Wherever the word "para" appears in a line, copy that line.

....

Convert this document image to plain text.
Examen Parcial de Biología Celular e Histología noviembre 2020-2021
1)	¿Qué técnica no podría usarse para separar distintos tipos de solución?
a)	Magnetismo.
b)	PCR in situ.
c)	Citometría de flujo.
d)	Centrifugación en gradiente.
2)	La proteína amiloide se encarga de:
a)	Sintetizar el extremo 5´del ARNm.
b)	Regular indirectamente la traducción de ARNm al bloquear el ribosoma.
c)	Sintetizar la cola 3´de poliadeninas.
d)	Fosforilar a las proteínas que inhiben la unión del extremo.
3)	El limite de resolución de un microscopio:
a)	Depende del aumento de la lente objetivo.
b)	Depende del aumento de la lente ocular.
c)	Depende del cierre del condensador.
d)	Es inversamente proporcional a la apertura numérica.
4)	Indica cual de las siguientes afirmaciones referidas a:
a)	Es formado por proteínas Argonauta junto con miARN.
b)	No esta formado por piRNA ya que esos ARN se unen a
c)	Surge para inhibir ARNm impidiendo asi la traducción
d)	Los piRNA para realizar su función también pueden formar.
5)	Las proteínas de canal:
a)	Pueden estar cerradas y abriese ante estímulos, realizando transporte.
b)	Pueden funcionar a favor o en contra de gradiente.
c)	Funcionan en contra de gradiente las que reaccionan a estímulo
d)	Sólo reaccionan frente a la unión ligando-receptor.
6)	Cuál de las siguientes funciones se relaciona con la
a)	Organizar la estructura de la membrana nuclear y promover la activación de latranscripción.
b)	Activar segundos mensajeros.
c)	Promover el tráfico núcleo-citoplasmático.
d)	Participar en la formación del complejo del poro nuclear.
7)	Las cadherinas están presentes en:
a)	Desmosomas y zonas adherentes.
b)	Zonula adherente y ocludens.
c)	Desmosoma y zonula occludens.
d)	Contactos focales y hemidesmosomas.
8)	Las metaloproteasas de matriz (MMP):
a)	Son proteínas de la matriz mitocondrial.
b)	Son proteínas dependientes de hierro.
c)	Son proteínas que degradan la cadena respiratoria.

....

SOLUTION:
1)	¿Qué técnica no podría usarse para separar distintos tipos de solución?
c)	Surge para inhibir ARNm impidiendo asi la traducción
d)	Los piRNA para realizar su función también pueden formar.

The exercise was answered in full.